### Entries supplied

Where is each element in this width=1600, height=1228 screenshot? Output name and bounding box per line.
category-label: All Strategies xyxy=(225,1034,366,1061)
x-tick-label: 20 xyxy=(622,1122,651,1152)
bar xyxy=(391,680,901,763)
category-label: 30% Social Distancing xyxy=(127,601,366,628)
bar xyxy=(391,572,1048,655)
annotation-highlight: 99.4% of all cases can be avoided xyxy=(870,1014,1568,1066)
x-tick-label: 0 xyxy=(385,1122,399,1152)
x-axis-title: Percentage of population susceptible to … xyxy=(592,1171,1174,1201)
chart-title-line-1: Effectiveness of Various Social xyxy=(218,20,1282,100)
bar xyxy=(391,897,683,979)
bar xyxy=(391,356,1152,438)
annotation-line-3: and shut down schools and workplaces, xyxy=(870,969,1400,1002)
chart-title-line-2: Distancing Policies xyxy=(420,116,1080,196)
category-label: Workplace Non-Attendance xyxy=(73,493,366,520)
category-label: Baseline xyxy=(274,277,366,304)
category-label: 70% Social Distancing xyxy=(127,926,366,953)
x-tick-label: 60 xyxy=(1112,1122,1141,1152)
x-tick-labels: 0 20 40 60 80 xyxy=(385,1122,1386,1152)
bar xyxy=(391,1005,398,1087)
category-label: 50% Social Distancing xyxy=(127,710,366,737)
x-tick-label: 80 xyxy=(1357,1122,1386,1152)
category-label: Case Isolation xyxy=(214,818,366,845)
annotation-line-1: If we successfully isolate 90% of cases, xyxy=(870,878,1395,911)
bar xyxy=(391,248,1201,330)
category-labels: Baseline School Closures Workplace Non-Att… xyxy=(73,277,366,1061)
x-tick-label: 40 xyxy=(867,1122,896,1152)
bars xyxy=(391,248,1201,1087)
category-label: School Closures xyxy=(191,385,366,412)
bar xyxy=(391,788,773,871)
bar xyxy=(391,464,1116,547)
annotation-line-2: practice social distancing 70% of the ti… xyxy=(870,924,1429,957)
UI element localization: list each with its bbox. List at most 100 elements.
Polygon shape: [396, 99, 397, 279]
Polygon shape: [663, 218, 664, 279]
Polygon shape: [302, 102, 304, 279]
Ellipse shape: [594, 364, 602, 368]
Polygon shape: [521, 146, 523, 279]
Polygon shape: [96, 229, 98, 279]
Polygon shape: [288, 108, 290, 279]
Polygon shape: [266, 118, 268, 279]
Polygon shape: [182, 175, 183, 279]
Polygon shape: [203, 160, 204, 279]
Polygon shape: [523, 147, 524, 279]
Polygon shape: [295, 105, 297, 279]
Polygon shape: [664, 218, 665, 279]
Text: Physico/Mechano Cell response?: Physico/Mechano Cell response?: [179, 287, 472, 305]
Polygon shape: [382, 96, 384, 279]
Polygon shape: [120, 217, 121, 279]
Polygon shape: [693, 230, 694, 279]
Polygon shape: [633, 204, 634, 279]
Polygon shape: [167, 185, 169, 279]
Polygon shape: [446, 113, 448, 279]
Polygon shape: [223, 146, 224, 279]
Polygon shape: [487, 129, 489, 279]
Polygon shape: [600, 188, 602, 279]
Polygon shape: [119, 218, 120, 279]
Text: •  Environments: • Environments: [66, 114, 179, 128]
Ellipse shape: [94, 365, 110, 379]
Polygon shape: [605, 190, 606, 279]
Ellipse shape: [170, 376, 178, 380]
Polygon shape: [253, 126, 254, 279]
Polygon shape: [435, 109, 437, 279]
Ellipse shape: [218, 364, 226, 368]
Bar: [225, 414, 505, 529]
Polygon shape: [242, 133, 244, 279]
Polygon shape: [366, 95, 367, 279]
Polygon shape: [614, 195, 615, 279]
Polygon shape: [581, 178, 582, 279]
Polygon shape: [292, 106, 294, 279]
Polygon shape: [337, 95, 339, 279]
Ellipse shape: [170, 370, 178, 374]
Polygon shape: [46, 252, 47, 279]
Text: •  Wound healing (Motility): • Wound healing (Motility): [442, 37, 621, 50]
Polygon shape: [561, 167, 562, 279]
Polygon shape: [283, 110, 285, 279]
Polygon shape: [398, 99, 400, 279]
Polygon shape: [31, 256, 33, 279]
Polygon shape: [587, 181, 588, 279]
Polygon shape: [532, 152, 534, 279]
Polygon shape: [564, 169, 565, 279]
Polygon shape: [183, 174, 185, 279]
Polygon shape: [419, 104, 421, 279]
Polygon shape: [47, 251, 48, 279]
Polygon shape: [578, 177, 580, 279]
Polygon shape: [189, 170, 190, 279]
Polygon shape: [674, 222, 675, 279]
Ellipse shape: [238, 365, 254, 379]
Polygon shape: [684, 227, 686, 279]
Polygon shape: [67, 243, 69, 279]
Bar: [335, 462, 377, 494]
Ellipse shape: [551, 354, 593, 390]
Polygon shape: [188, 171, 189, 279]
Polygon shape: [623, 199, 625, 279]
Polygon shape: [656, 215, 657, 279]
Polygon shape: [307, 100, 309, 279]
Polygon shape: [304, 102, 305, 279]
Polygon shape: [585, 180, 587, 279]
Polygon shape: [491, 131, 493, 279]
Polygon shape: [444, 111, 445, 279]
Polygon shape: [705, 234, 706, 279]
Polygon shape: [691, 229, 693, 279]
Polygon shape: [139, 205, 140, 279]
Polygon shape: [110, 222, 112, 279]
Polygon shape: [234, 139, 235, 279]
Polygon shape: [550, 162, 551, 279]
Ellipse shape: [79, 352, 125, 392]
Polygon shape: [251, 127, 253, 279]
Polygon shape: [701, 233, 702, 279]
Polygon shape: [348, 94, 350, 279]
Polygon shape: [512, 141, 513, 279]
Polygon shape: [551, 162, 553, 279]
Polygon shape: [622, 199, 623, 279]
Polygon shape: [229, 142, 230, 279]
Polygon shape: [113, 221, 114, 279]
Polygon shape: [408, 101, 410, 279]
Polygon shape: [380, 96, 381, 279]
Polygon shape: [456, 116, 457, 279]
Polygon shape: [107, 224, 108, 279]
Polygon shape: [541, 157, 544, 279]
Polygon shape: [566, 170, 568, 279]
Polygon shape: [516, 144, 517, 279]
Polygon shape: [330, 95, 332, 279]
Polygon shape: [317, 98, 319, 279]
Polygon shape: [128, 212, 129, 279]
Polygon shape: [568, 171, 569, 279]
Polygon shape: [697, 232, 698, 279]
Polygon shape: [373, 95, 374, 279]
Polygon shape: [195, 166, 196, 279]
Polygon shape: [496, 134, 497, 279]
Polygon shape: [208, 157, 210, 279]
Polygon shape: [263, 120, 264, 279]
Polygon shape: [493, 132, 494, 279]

### Directions for this task
Convert everything from the first line of the rows through the line containing "Polygon shape: [203, 160, 204, 279]", both ends included, into a Markdown table with the columns Line and Text. Line holds a running number and Text holds the line. Omit any blank lines.

### Result
| Line | Text |
|---|---|
| 1 | Where is each element in this width=1600, height=1228 screenshot? Output name and bounding box per line. |
| 2 | category-label: All Strategies xyxy=(225,1034,366,1061) |
| 3 | x-tick-label: 20 xyxy=(622,1122,651,1152) |
| 4 | bar xyxy=(391,680,901,763) |
| 5 | category-label: 30% Social Distancing xyxy=(127,601,366,628) |
| 6 | bar xyxy=(391,572,1048,655) |
| 7 | annotation-highlight: 99.4% of all cases can be avoided xyxy=(870,1014,1568,1066) |
| 8 | x-tick-label: 0 xyxy=(385,1122,399,1152) |
| 9 | x-axis-title: Percentage of population susceptible to … xyxy=(592,1171,1174,1201) |
| 10 | chart-title-line-1: Effectiveness of Various Social xyxy=(218,20,1282,100) |
| 11 | bar xyxy=(391,897,683,979) |
| 12 | bar xyxy=(391,356,1152,438) |
| 13 | annotation-line-3: and shut down schools and workplaces, xyxy=(870,969,1400,1002) |
| 14 | chart-title-line-2: Distancing Policies xyxy=(420,116,1080,196) |
| 15 | category-label: Workplace Non-Attendance xyxy=(73,493,366,520) |
| 16 | category-label: Baseline xyxy=(274,277,366,304) |
| 17 | category-label: 70% Social Distancing xyxy=(127,926,366,953) |
| 18 | x-tick-label: 60 xyxy=(1112,1122,1141,1152) |
| 19 | x-tick-labels: 0 20 40 60 80 xyxy=(385,1122,1386,1152) |
| 20 | bar xyxy=(391,1005,398,1087) |
| 21 | category-label: 50% Social Distancing xyxy=(127,710,366,737) |
| 22 | x-tick-label: 80 xyxy=(1357,1122,1386,1152) |
| 23 | category-label: Case Isolation xyxy=(214,818,366,845) |
| 24 | annotation-line-1: If we successfully isolate 90% of cases, xyxy=(870,878,1395,911) |
| 25 | bar xyxy=(391,248,1201,330) |
| 26 | category-labels: Baseline School Closures Workplace Non-Att… xyxy=(73,277,366,1061) |
| 27 | x-tick-label: 40 xyxy=(867,1122,896,1152) |
| 28 | bars xyxy=(391,248,1201,1087) |
| 29 | category-label: School Closures xyxy=(191,385,366,412) |
| 30 | bar xyxy=(391,788,773,871) |
| 31 | bar xyxy=(391,464,1116,547) |
| 32 | annotation-line-2: practice social distancing 70% of the ti… xyxy=(870,924,1429,957) |
| 33 | UI element localization: list each with its bbox. List at most 100 elements. |
| 34 | Polygon shape: [396, 99, 397, 279] |
| 35 | Polygon shape: [663, 218, 664, 279] |
| 36 | Polygon shape: [302, 102, 304, 279] |
| 37 | Ellipse shape: [594, 364, 602, 368] |
| 38 | Polygon shape: [521, 146, 523, 279] |
| 39 | Polygon shape: [96, 229, 98, 279] |
| 40 | Polygon shape: [288, 108, 290, 279] |
| 41 | Polygon shape: [266, 118, 268, 279] |
| 42 | Polygon shape: [182, 175, 183, 279] |
| 43 | Polygon shape: [203, 160, 204, 279] |